[Stored items]
-----
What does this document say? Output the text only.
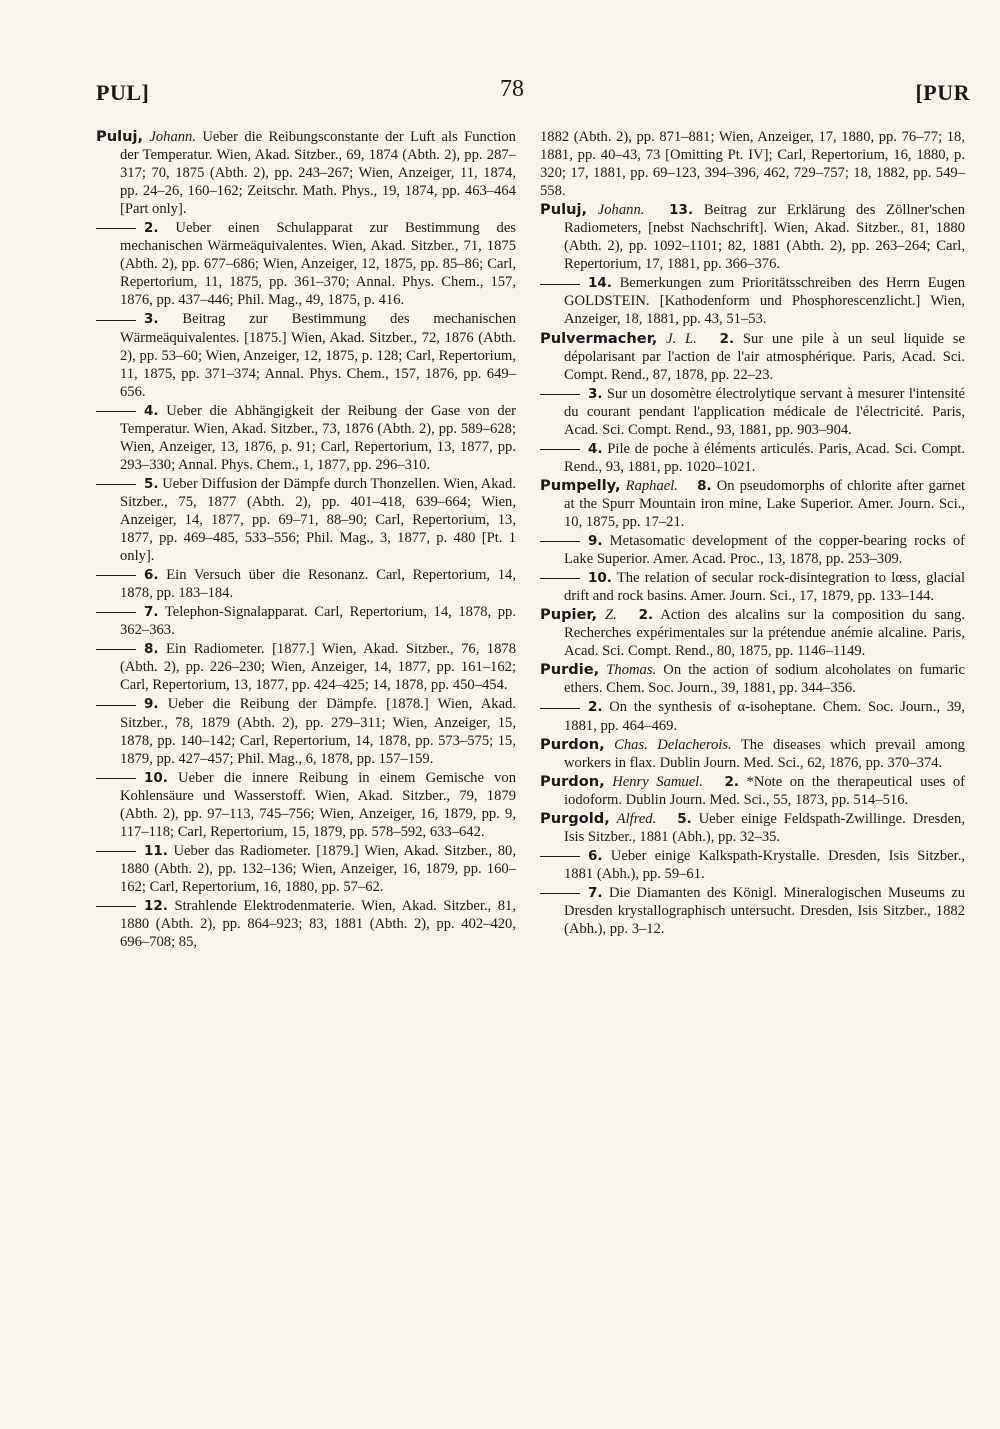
PUL]	78	[PUR
Puluj, Johann. Ueber die Reibungsconstante der Luft als Function der Temperatur. Wien, Akad. Sitzber., 69, 1874 (Abth. 2), pp. 287–317; 70, 1875 (Abth. 2), pp. 243–267; Wien, Anzeiger, 11, 1874, pp. 24–26, 160–162; Zeitschr. Math. Phys., 19, 1874, pp. 463–464 [Part only].
2. Ueber einen Schulapparat zur Bestimmung des mechanischen Wärmeäquivalentes. Wien, Akad. Sitzber., 71, 1875 (Abth. 2), pp. 677–686; Wien, Anzeiger, 12, 1875, pp. 85–86; Carl, Repertorium, 11, 1875, pp. 361–370; Annal. Phys. Chem., 157, 1876, pp. 437–446; Phil. Mag., 49, 1875, p. 416.
3. Beitrag zur Bestimmung des mechanischen Wärmeäquivalentes. [1875.] Wien, Akad. Sitzber., 72, 1876 (Abth. 2), pp. 53–60; Wien, Anzeiger, 12, 1875, p. 128; Carl, Repertorium, 11, 1875, pp. 371–374; Annal. Phys. Chem., 157, 1876, pp. 649–656.
4. Ueber die Abhängigkeit der Reibung der Gase von der Temperatur. Wien, Akad. Sitzber., 73, 1876 (Abth. 2), pp. 589–628; Wien, Anzeiger, 13, 1876, p. 91; Carl, Repertorium, 13, 1877, pp. 293–330; Annal. Phys. Chem., 1, 1877, pp. 296–310.
5. Ueber Diffusion der Dämpfe durch Thonzellen. Wien, Akad. Sitzber., 75, 1877 (Abth. 2), pp. 401–418, 639–664; Wien, Anzeiger, 14, 1877, pp. 69–71, 88–90; Carl, Repertorium, 13, 1877, pp. 469–485, 533–556; Phil. Mag., 3, 1877, p. 480 [Pt. 1 only].
6. Ein Versuch über die Resonanz. Carl, Repertorium, 14, 1878, pp. 183–184.
7. Telephon-Signalapparat. Carl, Repertorium, 14, 1878, pp. 362–363.
8. Ein Radiometer. [1877.] Wien, Akad. Sitzber., 76, 1878 (Abth. 2), pp. 226–230; Wien, Anzeiger, 14, 1877, pp. 161–162; Carl, Repertorium, 13, 1877, pp. 424–425; 14, 1878, pp. 450–454.
9. Ueber die Reibung der Dämpfe. [1878.] Wien, Akad. Sitzber., 78, 1879 (Abth. 2), pp. 279–311; Wien, Anzeiger, 15, 1878, pp. 140–142; Carl, Repertorium, 14, 1878, pp. 573–575; 15, 1879, pp. 427–457; Phil. Mag., 6, 1878, pp. 157–159.
10. Ueber die innere Reibung in einem Gemische von Kohlensäure und Wasserstoff. Wien, Akad. Sitzber., 79, 1879 (Abth. 2), pp. 97–113, 745–756; Wien, Anzeiger, 16, 1879, pp. 9, 117–118; Carl, Repertorium, 15, 1879, pp. 578–592, 633–642.
11. Ueber das Radiometer. [1879.] Wien, Akad. Sitzber., 80, 1880 (Abth. 2), pp. 132–136; Wien, Anzeiger, 16, 1879, pp. 160–162; Carl, Repertorium, 16, 1880, pp. 57–62.
12. Strahlende Elektrodenmaterie. Wien, Akad. Sitzber., 81, 1880 (Abth. 2), pp. 864–923; 83, 1881 (Abth. 2), pp. 402–420, 696–708; 85,
1882 (Abth. 2), pp. 871–881; Wien, Anzeiger, 17, 1880, pp. 76–77; 18, 1881, pp. 40–43, 73 [Omitting Pt. IV]; Carl, Repertorium, 16, 1880, p. 320; 17, 1881, pp. 69–123, 394–396, 462, 729–757; 18, 1882, pp. 549–558.
Puluj, Johann. 13. Beitrag zur Erklärung des Zöllner'schen Radiometers, [nebst Nachschrift]. Wien, Akad. Sitzber., 81, 1880 (Abth. 2), pp. 1092–1101; 82, 1881 (Abth. 2), pp. 263–264; Carl, Repertorium, 17, 1881, pp. 366–376.
14. Bemerkungen zum Prioritätsschreiben des Herrn Eugen GOLDSTEIN. [Kathodenform und Phosphorescenzlicht.] Wien, Anzeiger, 18, 1881, pp. 43, 51–53.
Pulvermacher, J. L. 2. Sur une pile à un seul liquide se dépolarisant par l'action de l'air atmosphérique. Paris, Acad. Sci. Compt. Rend., 87, 1878, pp. 22–23.
3. Sur un dosomètre électrolytique servant à mesurer l'intensité du courant pendant l'application médicale de l'électricité. Paris, Acad. Sci. Compt. Rend., 93, 1881, pp. 903–904.
4. Pile de poche à éléments articulés. Paris, Acad. Sci. Compt. Rend., 93, 1881, pp. 1020–1021.
Pumpelly, Raphael. 8. On pseudomorphs of chlorite after garnet at the Spurr Mountain iron mine, Lake Superior. Amer. Journ. Sci., 10, 1875, pp. 17–21.
9. Metasomatic development of the copper-bearing rocks of Lake Superior. Amer. Acad. Proc., 13, 1878, pp. 253–309.
10. The relation of secular rock-disintegration to lœss, glacial drift and rock basins. Amer. Journ. Sci., 17, 1879, pp. 133–144.
Pupier, Z. 2. Action des alcalins sur la composition du sang. Recherches expérimentales sur la prétendue anémie alcaline. Paris, Acad. Sci. Compt. Rend., 80, 1875, pp. 1146–1149.
Purdie, Thomas. On the action of sodium alcoholates on fumaric ethers. Chem. Soc. Journ., 39, 1881, pp. 344–356.
2. On the synthesis of α-isoheptane. Chem. Soc. Journ., 39, 1881, pp. 464–469.
Purdon, Chas. Delacherois. The diseases which prevail among workers in flax. Dublin Journ. Med. Sci., 62, 1876, pp. 370–374.
Purdon, Henry Samuel. 2. *Note on the therapeutical uses of iodoform. Dublin Journ. Med. Sci., 55, 1873, pp. 514–516.
Purgold, Alfred. 5. Ueber einige Feldspath-Zwillinge. Dresden, Isis Sitzber., 1881 (Abh.), pp. 32–35.
6. Ueber einige Kalkspath-Krystalle. Dresden, Isis Sitzber., 1881 (Abh.), pp. 59–61.
7. Die Diamanten des Königl. Mineralogischen Museums zu Dresden krystallographisch untersucht. Dresden, Isis Sitzber., 1882 (Abh.), pp. 3–12.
-----
### EXERCISE OBJECTIVE:
Return all the lines that contain the string "Lake".

### TASK RESPONSE:
Pumpelly, Raphael. 8. On pseudomorphs of chlorite after garnet at the Spurr Mountain iron mine, Lake Superior. Amer. Journ. Sci., 10, 1875, pp. 17–21.
9. Metasomatic development of the copper-bearing rocks of Lake Superior. Amer. Acad. Proc., 13, 1878, pp. 253–309.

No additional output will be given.